===== STORED ROWS =====

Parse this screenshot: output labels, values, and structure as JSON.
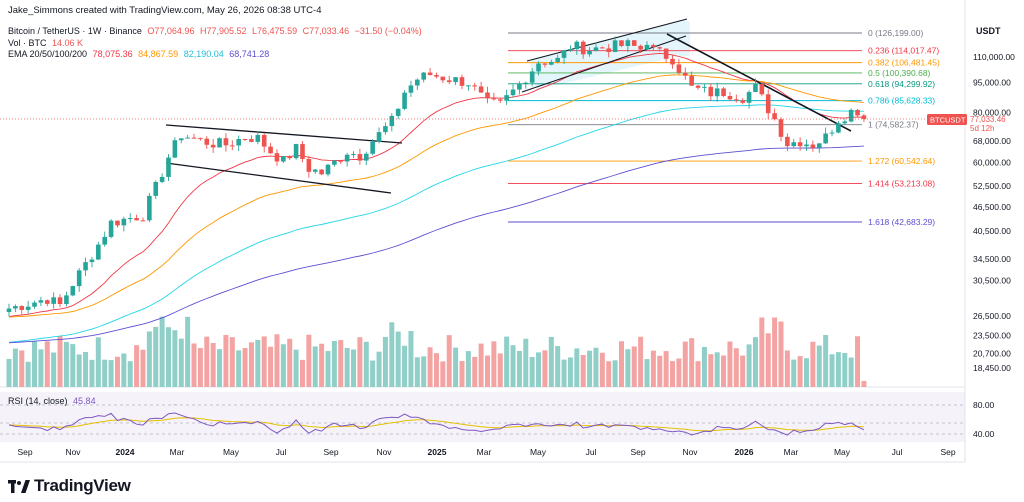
{
  "credit": "Jake_Simmons created with TradingView.com, May 26, 2026 08:38 UTC-4",
  "brand": "TradingView",
  "legend": {
    "symbol": "Bitcoin / TetherUS · 1W · Binance",
    "open": "O77,064.96",
    "high": "H77,905.52",
    "low": "L76,475.59",
    "close": "C77,033.46",
    "change": "−31.50 (−0.04%)",
    "vol_label": "Vol · BTC",
    "vol_value": "14.06 K",
    "ema_label": "EMA 20/50/100/200",
    "ema20": "78,075.36",
    "ema50": "84,867.59",
    "ema100": "82,190.04",
    "ema200": "68,741.28",
    "rsi_label": "RSI (14, close)",
    "rsi_value": "45.84"
  },
  "colors": {
    "up": "#26a69a",
    "down": "#ef5350",
    "vol_up": "#8fcfc8",
    "vol_down": "#f4a3a3",
    "ema20": "#f23645",
    "ema50": "#ff9800",
    "ema100": "#22d6e8",
    "ema200": "#5b4fd3",
    "rsi": "#7e57c2",
    "rsi_ma": "#e6c000"
  },
  "chart_data": {
    "type": "candlestick",
    "currency": "USDT",
    "price_ticks": [
      "110,000.00",
      "95,000.00",
      "80,000.00",
      "68,000.00",
      "60,000.00",
      "52,500.00",
      "46,500.00",
      "40,500.00",
      "34,500.00",
      "30,500.00",
      "26,500.00",
      "23,500.00",
      "20,700.00",
      "18,450.00"
    ],
    "rsi_ticks": [
      "80.00",
      "40.00"
    ],
    "x_ticks": [
      "Sep",
      "Nov",
      "2024",
      "Mar",
      "May",
      "Jul",
      "Sep",
      "Nov",
      "2025",
      "Mar",
      "May",
      "Jul",
      "Sep",
      "Nov",
      "2026",
      "Mar",
      "May",
      "Jul",
      "Sep"
    ],
    "last_price": {
      "label": "BTCUSDT",
      "price": "77,033.46",
      "countdown": "5d 12h"
    },
    "fib_levels": [
      {
        "ratio": "0",
        "price": "126,199.00",
        "value": 126199,
        "color": "#787b86"
      },
      {
        "ratio": "0.236",
        "price": "114,017.47",
        "value": 114017,
        "color": "#f23645"
      },
      {
        "ratio": "0.382",
        "price": "106,481.45",
        "value": 106481,
        "color": "#ff9800"
      },
      {
        "ratio": "0.5",
        "price": "100,390.68",
        "value": 100391,
        "color": "#4caf50"
      },
      {
        "ratio": "0.618",
        "price": "94,299.92",
        "value": 94300,
        "color": "#089981"
      },
      {
        "ratio": "0.786",
        "price": "85,628.33",
        "value": 85628,
        "color": "#00bcd4"
      },
      {
        "ratio": "1",
        "price": "74,582.37",
        "value": 74582,
        "color": "#787b86"
      },
      {
        "ratio": "1.272",
        "price": "60,542.64",
        "value": 60543,
        "color": "#ff9800"
      },
      {
        "ratio": "1.414",
        "price": "53,213.08",
        "value": 53213,
        "color": "#f23645"
      },
      {
        "ratio": "1.618",
        "price": "42,683.29",
        "value": 42683,
        "color": "#5b4fd3"
      }
    ],
    "price_anchors": [
      [
        0,
        26000
      ],
      [
        6,
        27500
      ],
      [
        8,
        26500
      ],
      [
        10,
        30000
      ],
      [
        14,
        37500
      ],
      [
        16,
        42500
      ],
      [
        19,
        43700
      ],
      [
        21,
        44500
      ],
      [
        23,
        52000
      ],
      [
        25,
        62000
      ],
      [
        27,
        70500
      ],
      [
        30,
        68000
      ],
      [
        32,
        67000
      ],
      [
        34,
        66500
      ],
      [
        37,
        69500
      ],
      [
        39,
        69000
      ],
      [
        41,
        64000
      ],
      [
        43,
        60500
      ],
      [
        45,
        65000
      ],
      [
        47,
        58000
      ],
      [
        49,
        56500
      ],
      [
        51,
        60000
      ],
      [
        53,
        64000
      ],
      [
        55,
        62500
      ],
      [
        57,
        68000
      ],
      [
        60,
        76000
      ],
      [
        62,
        90000
      ],
      [
        64,
        97000
      ],
      [
        66,
        99500
      ],
      [
        69,
        97000
      ],
      [
        72,
        95000
      ],
      [
        75,
        84000
      ],
      [
        77,
        83500
      ],
      [
        80,
        94000
      ],
      [
        83,
        107000
      ],
      [
        86,
        108000
      ],
      [
        88,
        117000
      ],
      [
        91,
        115000
      ],
      [
        94,
        116500
      ],
      [
        97,
        118000
      ],
      [
        99,
        115000
      ],
      [
        100,
        121000
      ],
      [
        101,
        114000
      ],
      [
        104,
        109000
      ],
      [
        107,
        92000
      ],
      [
        110,
        89500
      ],
      [
        112,
        90000
      ],
      [
        115,
        87500
      ],
      [
        117,
        92000
      ],
      [
        120,
        77000
      ],
      [
        122,
        67000
      ],
      [
        124,
        68000
      ],
      [
        126,
        66500
      ],
      [
        128,
        69500
      ],
      [
        130,
        77000
      ],
      [
        132,
        80500
      ],
      [
        133,
        81000
      ],
      [
        134,
        77033
      ]
    ]
  }
}
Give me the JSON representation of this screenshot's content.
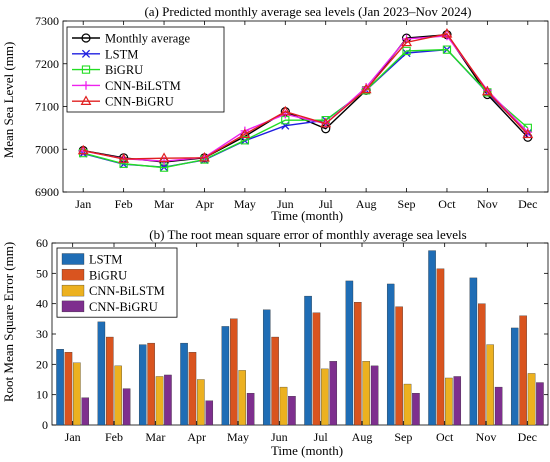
{
  "chart_data": [
    {
      "type": "line",
      "title": "(a) Predicted monthly average sea levels (Jan 2023–Nov 2024)",
      "xlabel": "Time (month)",
      "ylabel": "Mean Sea Level (mm)",
      "categories": [
        "Jan",
        "Feb",
        "Mar",
        "Apr",
        "May",
        "Jun",
        "Jul",
        "Aug",
        "Sep",
        "Oct",
        "Nov",
        "Dec"
      ],
      "ylim": [
        6900,
        7300
      ],
      "yticks": [
        6900,
        7000,
        7100,
        7200,
        7300
      ],
      "legend_position": "top-left",
      "grid": false,
      "series": [
        {
          "name": "Monthly average",
          "color": "#000000",
          "marker": "circle",
          "values": [
            6997,
            6980,
            6970,
            6980,
            7030,
            7088,
            7048,
            7138,
            7260,
            7268,
            7128,
            7028
          ]
        },
        {
          "name": "LSTM",
          "color": "#1f1fe0",
          "marker": "x",
          "values": [
            6990,
            6965,
            6958,
            6975,
            7020,
            7055,
            7068,
            7138,
            7225,
            7233,
            7132,
            7038
          ]
        },
        {
          "name": "BiGRU",
          "color": "#22dd22",
          "marker": "square",
          "values": [
            6991,
            6966,
            6957,
            6976,
            7021,
            7068,
            7068,
            7138,
            7230,
            7233,
            7133,
            7050
          ]
        },
        {
          "name": "CNN-BiLSTM",
          "color": "#ee22ee",
          "marker": "plus",
          "values": [
            6996,
            6978,
            6972,
            6981,
            7043,
            7082,
            7060,
            7145,
            7258,
            7265,
            7138,
            7040
          ]
        },
        {
          "name": "CNN-BiGRU",
          "color": "#e02020",
          "marker": "triangle",
          "values": [
            6997,
            6977,
            6979,
            6980,
            7035,
            7088,
            7060,
            7140,
            7250,
            7270,
            7135,
            7035
          ]
        }
      ]
    },
    {
      "type": "bar",
      "title": "(b) The root mean square error of monthly average sea levels",
      "xlabel": "Time (month)",
      "ylabel": "Root Mean Square Error (mm)",
      "categories": [
        "Jan",
        "Feb",
        "Mar",
        "Apr",
        "May",
        "Jun",
        "Jul",
        "Aug",
        "Sep",
        "Oct",
        "Nov",
        "Dec"
      ],
      "ylim": [
        0,
        60
      ],
      "yticks": [
        0,
        10,
        20,
        30,
        40,
        50,
        60
      ],
      "legend_position": "top-left",
      "grid": false,
      "series": [
        {
          "name": "LSTM",
          "color": "#1f6db5",
          "values": [
            25,
            34,
            26.5,
            27,
            32.5,
            38,
            42.5,
            47.5,
            46.5,
            57.5,
            48.5,
            32
          ]
        },
        {
          "name": "BiGRU",
          "color": "#d9541f",
          "values": [
            24,
            29,
            27,
            24,
            35,
            29,
            37,
            40.5,
            39,
            51.5,
            40,
            36
          ]
        },
        {
          "name": "CNN-BiLSTM",
          "color": "#ecb120",
          "values": [
            20.5,
            19.5,
            16,
            15,
            18,
            12.5,
            18.5,
            21,
            13.5,
            15.5,
            26.5,
            17
          ]
        },
        {
          "name": "CNN-BiGRU",
          "color": "#7e2f8e",
          "values": [
            9,
            12,
            16.5,
            8,
            10.5,
            9.5,
            21,
            19.5,
            10.5,
            16,
            12.5,
            14
          ]
        }
      ]
    }
  ]
}
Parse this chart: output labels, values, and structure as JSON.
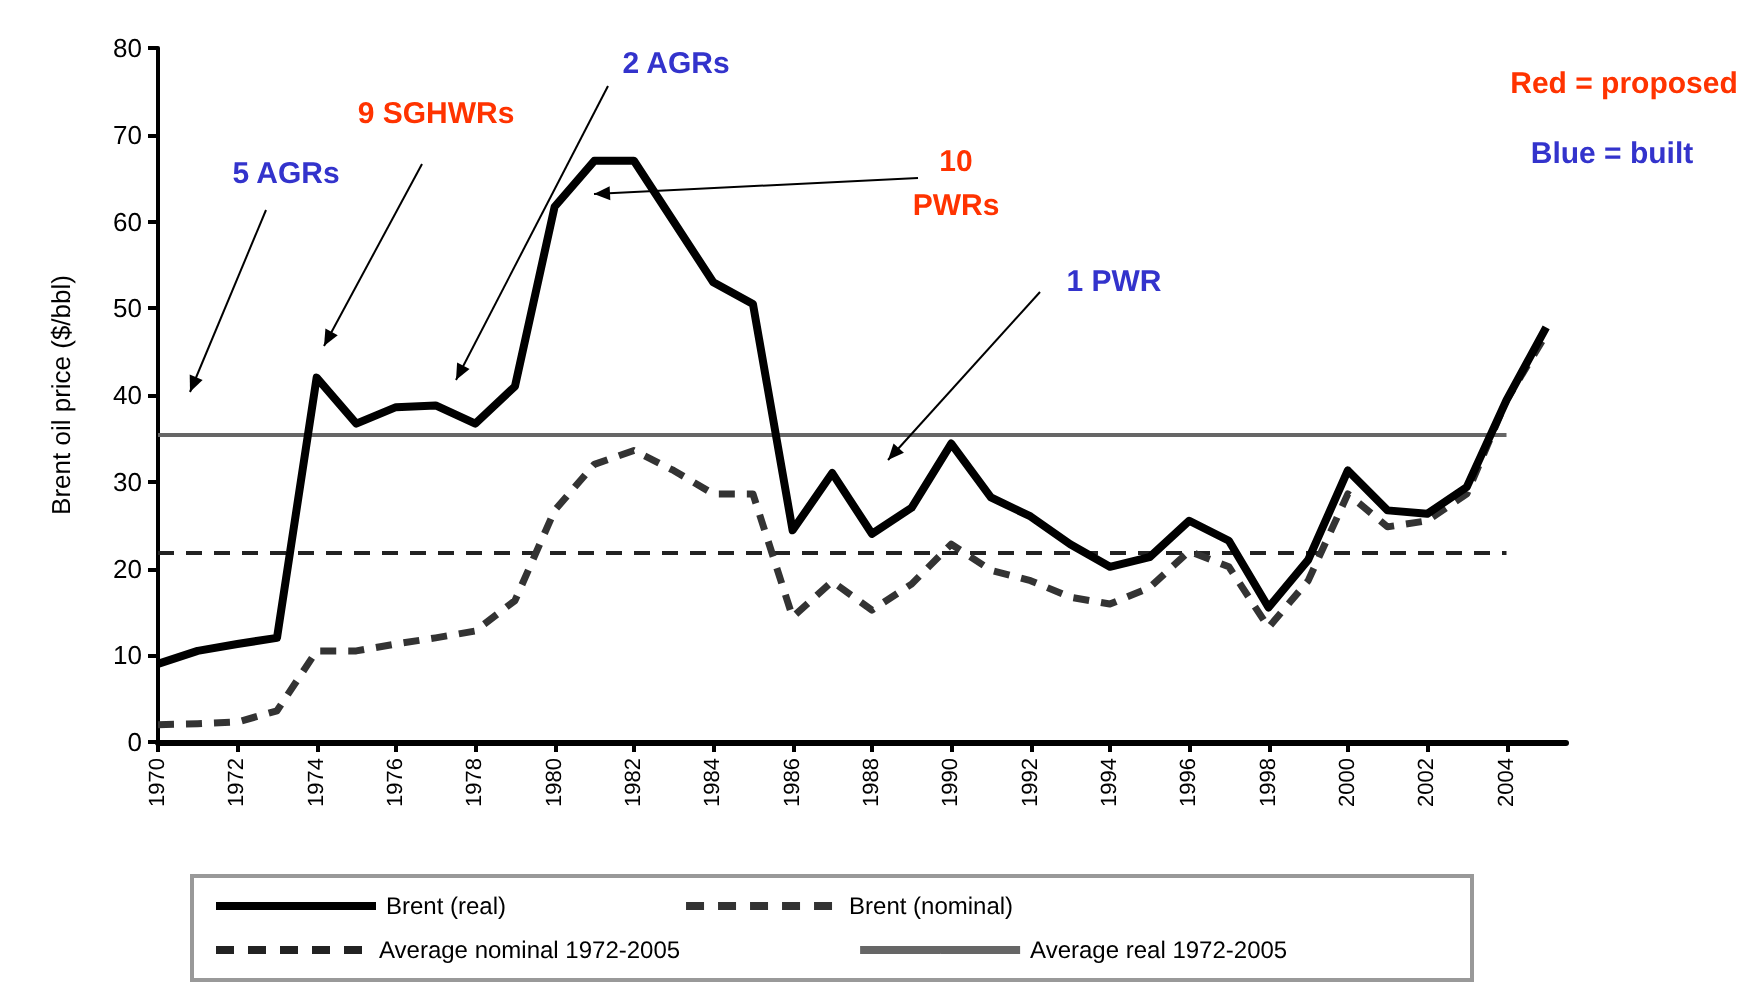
{
  "chart_data": {
    "type": "line",
    "ylabel": "Brent oil price ($/bbl)",
    "x": [
      1970,
      1971,
      1972,
      1973,
      1974,
      1975,
      1976,
      1977,
      1978,
      1979,
      1980,
      1981,
      1982,
      1983,
      1984,
      1985,
      1986,
      1987,
      1988,
      1989,
      1990,
      1991,
      1992,
      1993,
      1994,
      1995,
      1996,
      1997,
      1998,
      1999,
      2000,
      2001,
      2002,
      2003,
      2004,
      2005
    ],
    "series": [
      {
        "name": "Brent (real)",
        "color": "#000000",
        "line_style": "solid",
        "values": [
          9,
          10.5,
          11.3,
          12,
          42,
          36.7,
          38.6,
          38.8,
          36.7,
          41,
          61.7,
          67,
          67,
          60,
          53,
          50.5,
          24.4,
          31,
          24,
          27,
          34.4,
          28.2,
          26,
          22.8,
          20.2,
          21.3,
          25.5,
          23.2,
          15.5,
          21,
          31.3,
          26.7,
          26.3,
          29.4,
          39.4,
          47.8
        ]
      },
      {
        "name": "Brent (nominal)",
        "color": "#333333",
        "line_style": "dashed",
        "values": [
          2,
          2.1,
          2.3,
          3.6,
          10.5,
          10.5,
          11.3,
          12,
          12.8,
          16.3,
          26.7,
          32,
          33.6,
          31.3,
          28.6,
          28.6,
          14.4,
          18.5,
          15.2,
          18.2,
          22.8,
          19.8,
          18.6,
          16.7,
          15.9,
          17.8,
          22,
          20.2,
          13.2,
          18.6,
          28.6,
          24.8,
          25.5,
          28.6,
          39.4,
          47
        ]
      },
      {
        "name": "Average nominal 1972-2005",
        "color": "#222222",
        "line_style": "dashed",
        "values": [
          21.8,
          21.8,
          21.8,
          21.8,
          21.8,
          21.8,
          21.8,
          21.8,
          21.8,
          21.8,
          21.8,
          21.8,
          21.8,
          21.8,
          21.8,
          21.8,
          21.8,
          21.8,
          21.8,
          21.8,
          21.8,
          21.8,
          21.8,
          21.8,
          21.8,
          21.8,
          21.8,
          21.8,
          21.8,
          21.8,
          21.8,
          21.8,
          21.8,
          21.8,
          21.8,
          null
        ]
      },
      {
        "name": "Average real 1972-2005",
        "color": "#666666",
        "line_style": "solid",
        "values": [
          35.4,
          35.4,
          35.4,
          35.4,
          35.4,
          35.4,
          35.4,
          35.4,
          35.4,
          35.4,
          35.4,
          35.4,
          35.4,
          35.4,
          35.4,
          35.4,
          35.4,
          35.4,
          35.4,
          35.4,
          35.4,
          35.4,
          35.4,
          35.4,
          35.4,
          35.4,
          35.4,
          35.4,
          35.4,
          35.4,
          35.4,
          35.4,
          35.4,
          35.4,
          35.4,
          null
        ]
      }
    ],
    "xlim": [
      1970,
      2005.5
    ],
    "xticks": [
      1970,
      1972,
      1974,
      1976,
      1978,
      1980,
      1982,
      1984,
      1986,
      1988,
      1990,
      1992,
      1994,
      1996,
      1998,
      2000,
      2002,
      2004
    ],
    "ylim": [
      0,
      80
    ],
    "yticks": [
      0,
      10,
      20,
      30,
      40,
      50,
      60,
      70,
      80
    ],
    "grid": false,
    "legend": "bottom",
    "marker": "none",
    "annotations": [
      "5 AGRs",
      "9 SGHWRs",
      "2 AGRs",
      "10\nPWRs",
      "1 PWR",
      "Red = proposed",
      "Blue = built"
    ]
  }
}
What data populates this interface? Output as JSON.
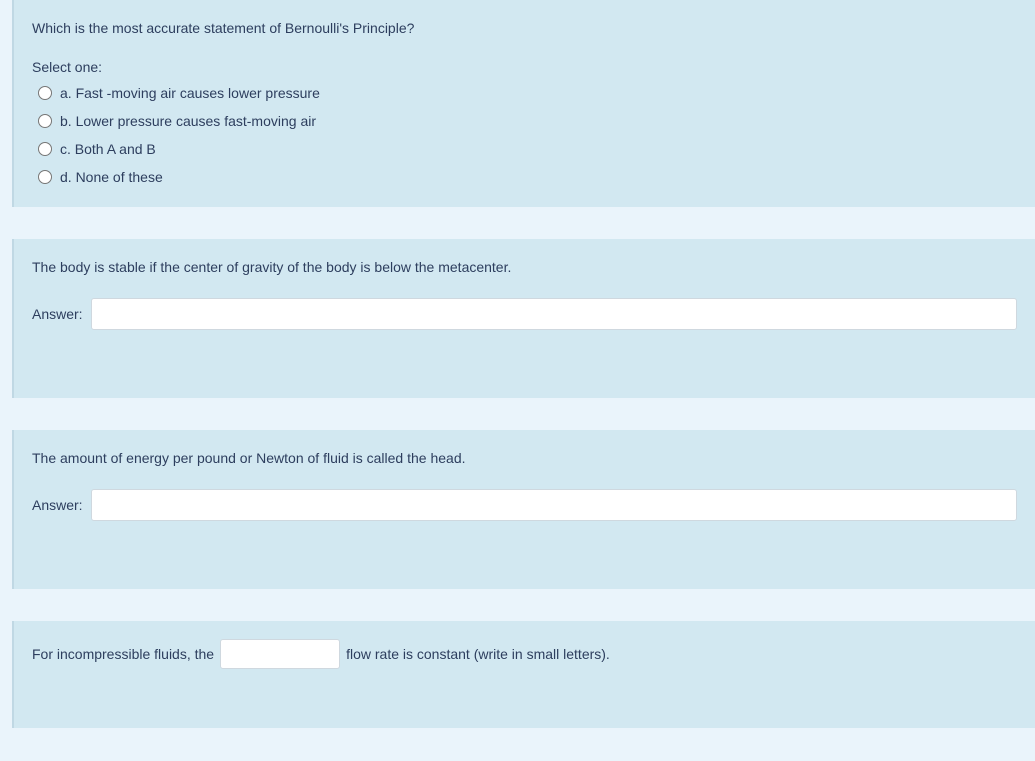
{
  "colors": {
    "page_bg": "#eaf4fb",
    "block_bg": "#d2e8f1",
    "text": "#2d3e5e",
    "input_border": "#cfd8df",
    "input_bg": "#ffffff"
  },
  "q1": {
    "prompt": "Which is the most accurate statement of Bernoulli's Principle?",
    "select_one": "Select one:",
    "options": {
      "a": "a. Fast -moving air causes lower pressure",
      "b": "b. Lower pressure causes fast-moving air",
      "c": "c. Both A and B",
      "d": "d. None of these"
    }
  },
  "q2": {
    "prompt": "The body is stable if the center of gravity of the body is below the metacenter.",
    "answer_label": "Answer:",
    "answer_value": ""
  },
  "q3": {
    "prompt": "The amount of energy per pound or Newton of fluid is called the head.",
    "answer_label": "Answer:",
    "answer_value": ""
  },
  "q4": {
    "text_before": "For incompressible fluids, the",
    "blank_value": "",
    "text_after": "flow rate is constant (write in small letters)."
  }
}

=====

(EXERCISE TASK)
Tell how many lines of the material above hold "marker", answering with a bare number.

(EXERCISE SOLUTION)
6